Go through the listing and set it down exactly, leaving out its pictures.

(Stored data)
______
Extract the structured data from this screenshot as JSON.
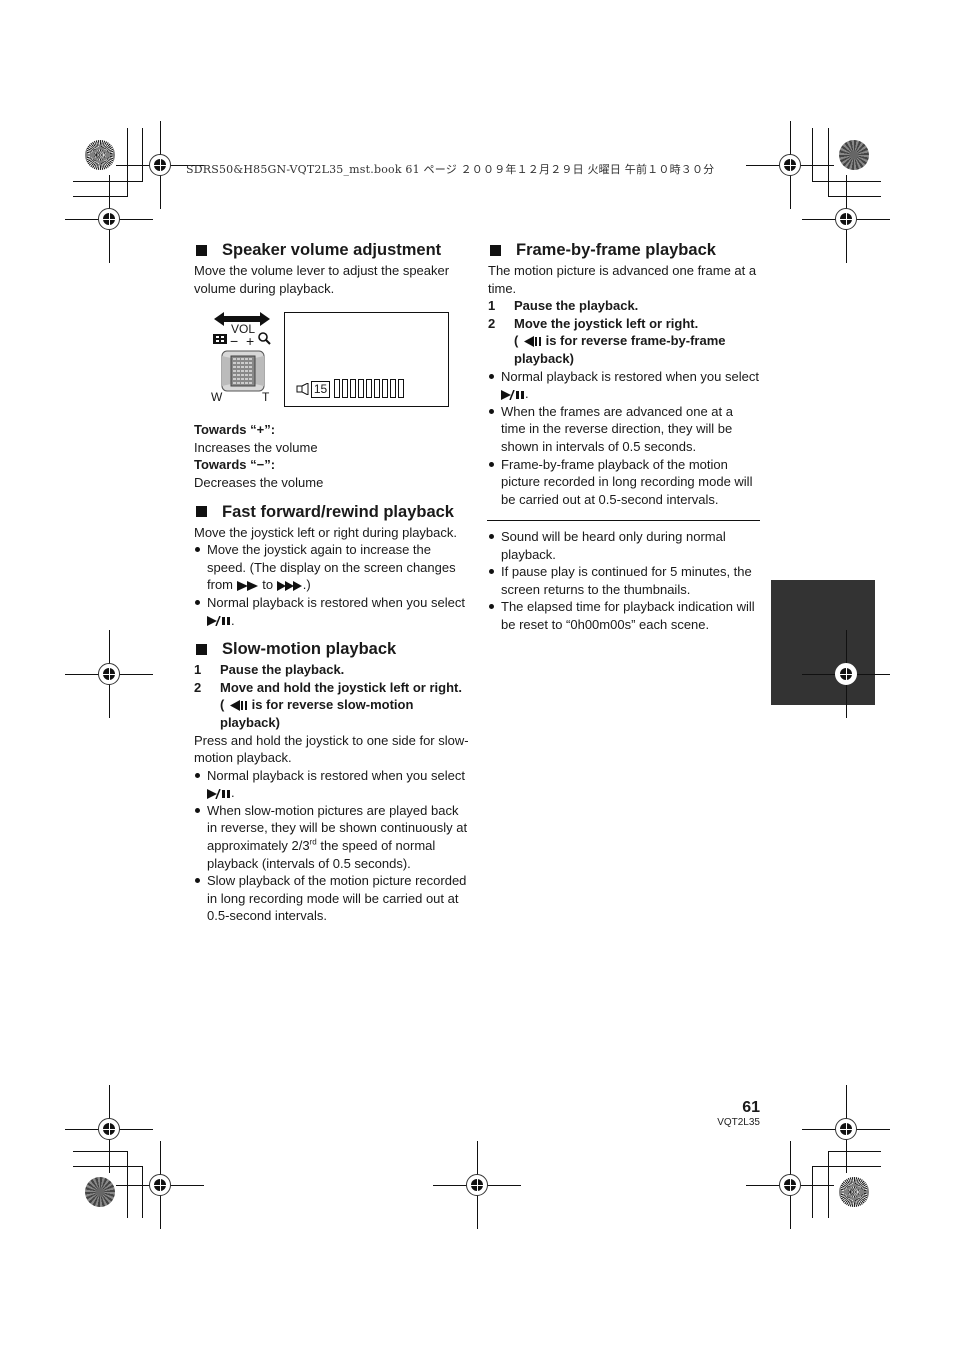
{
  "header": {
    "print_info": "SDRS50&H85GN-VQT2L35_mst.book  61 ページ  ２００９年１２月２９日  火曜日  午前１０時３０分"
  },
  "left_column": {
    "speaker": {
      "title": "Speaker volume adjustment",
      "intro": "Move the volume lever to adjust the speaker volume during playback.",
      "diagram": {
        "lever_label": "VOL",
        "minus": "−",
        "plus": "+",
        "w_label": "W",
        "t_label": "T",
        "volume_value": "15",
        "volume_bars": 9,
        "icons": [
          "double-arrow-icon",
          "thumbnail-icon",
          "zoom-magnifier-icon",
          "speaker-icon"
        ]
      },
      "towards_plus_label": "Towards “+”:",
      "towards_plus_text": "Increases the volume",
      "towards_minus_label": "Towards “−”:",
      "towards_minus_text": "Decreases the volume"
    },
    "fast_forward": {
      "title": "Fast forward/rewind playback",
      "intro": "Move the joystick left or right during playback.",
      "bullet1_a": "Move the joystick again to increase the speed. (The display on the screen changes from",
      "bullet1_to": "to",
      "bullet1_end": ".)",
      "bullet2_a": "Normal playback is restored when you select",
      "bullet2_end": "."
    },
    "slow_motion": {
      "title": "Slow-motion playback",
      "step1_num": "1",
      "step1": "Pause the playback.",
      "step2_num": "2",
      "step2": "Move and hold the joystick left or right.",
      "step2_note_open": "(",
      "step2_note": "is for reverse slow-motion playback)",
      "intro": "Press and hold the joystick to one side for slow-motion playback.",
      "bullet1_a": "Normal playback is restored when you select",
      "bullet1_end": ".",
      "bullet2_a": "When slow-motion pictures are played back in reverse, they will be shown continuously at approximately 2/3",
      "bullet2_sup": "rd",
      "bullet2_b": " the speed of normal playback (intervals of 0.5 seconds).",
      "bullet3": "Slow playback of the motion picture recorded in long recording mode will be carried out at 0.5-second intervals."
    }
  },
  "right_column": {
    "frame_by_frame": {
      "title": "Frame-by-frame playback",
      "intro": "The motion picture is advanced one frame at a time.",
      "step1_num": "1",
      "step1": "Pause the playback.",
      "step2_num": "2",
      "step2": "Move the joystick left or right.",
      "step2_note_open": "(",
      "step2_note": "is for reverse frame-by-frame playback)",
      "bullet1_a": "Normal playback is restored when you select",
      "bullet1_end": ".",
      "bullet2": "When the frames are advanced one at a time in the reverse direction, they will be shown in intervals of 0.5 seconds.",
      "bullet3": "Frame-by-frame playback of the motion picture recorded in long recording mode will be carried out at 0.5-second intervals."
    },
    "notes": [
      "Sound will be heard only during normal playback.",
      "If pause play is continued for 5 minutes, the screen returns to the thumbnails.",
      "The elapsed time for playback indication will be reset to “0h00m00s” each scene."
    ]
  },
  "footer": {
    "page_number": "61",
    "model_code": "VQT2L35"
  },
  "colors": {
    "text": "#1a1a1a",
    "side_tab": "#333333"
  }
}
______
# Solution
Extract the structured data from this screenshot as JSON.
{
  "header": {
    "print_info": "SDRS50&H85GN-VQT2L35_mst.book  61 ページ  ２００９年１２月２９日  火曜日  午前１０時３０分"
  },
  "left_column": {
    "speaker": {
      "title": "Speaker volume adjustment",
      "intro": "Move the volume lever to adjust the speaker volume during playback.",
      "diagram": {
        "lever_label": "VOL",
        "minus": "−",
        "plus": "+",
        "w_label": "W",
        "t_label": "T",
        "volume_value": "15",
        "volume_bars": 9,
        "icons": [
          "double-arrow-icon",
          "thumbnail-icon",
          "zoom-magnifier-icon",
          "speaker-icon"
        ]
      },
      "towards_plus_label": "Towards “+”:",
      "towards_plus_text": "Increases the volume",
      "towards_minus_label": "Towards “−”:",
      "towards_minus_text": "Decreases the volume"
    },
    "fast_forward": {
      "title": "Fast forward/rewind playback",
      "intro": "Move the joystick left or right during playback.",
      "bullet1_a": "Move the joystick again to increase the speed. (The display on the screen changes from",
      "bullet1_to": "to",
      "bullet1_end": ".)",
      "bullet2_a": "Normal playback is restored when you select",
      "bullet2_end": "."
    },
    "slow_motion": {
      "title": "Slow-motion playback",
      "step1_num": "1",
      "step1": "Pause the playback.",
      "step2_num": "2",
      "step2": "Move and hold the joystick left or right.",
      "step2_note_open": "(",
      "step2_note": "is for reverse slow-motion playback)",
      "intro": "Press and hold the joystick to one side for slow-motion playback.",
      "bullet1_a": "Normal playback is restored when you select",
      "bullet1_end": ".",
      "bullet2_a": "When slow-motion pictures are played back in reverse, they will be shown continuously at approximately 2/3",
      "bullet2_sup": "rd",
      "bullet2_b": " the speed of normal playback (intervals of 0.5 seconds).",
      "bullet3": "Slow playback of the motion picture recorded in long recording mode will be carried out at 0.5-second intervals."
    }
  },
  "right_column": {
    "frame_by_frame": {
      "title": "Frame-by-frame playback",
      "intro": "The motion picture is advanced one frame at a time.",
      "step1_num": "1",
      "step1": "Pause the playback.",
      "step2_num": "2",
      "step2": "Move the joystick left or right.",
      "step2_note_open": "(",
      "step2_note": "is for reverse frame-by-frame playback)",
      "bullet1_a": "Normal playback is restored when you select",
      "bullet1_end": ".",
      "bullet2": "When the frames are advanced one at a time in the reverse direction, they will be shown in intervals of 0.5 seconds.",
      "bullet3": "Frame-by-frame playback of the motion picture recorded in long recording mode will be carried out at 0.5-second intervals."
    },
    "notes": [
      "Sound will be heard only during normal playback.",
      "If pause play is continued for 5 minutes, the screen returns to the thumbnails.",
      "The elapsed time for playback indication will be reset to “0h00m00s” each scene."
    ]
  },
  "footer": {
    "page_number": "61",
    "model_code": "VQT2L35"
  },
  "colors": {
    "text": "#1a1a1a",
    "side_tab": "#333333"
  }
}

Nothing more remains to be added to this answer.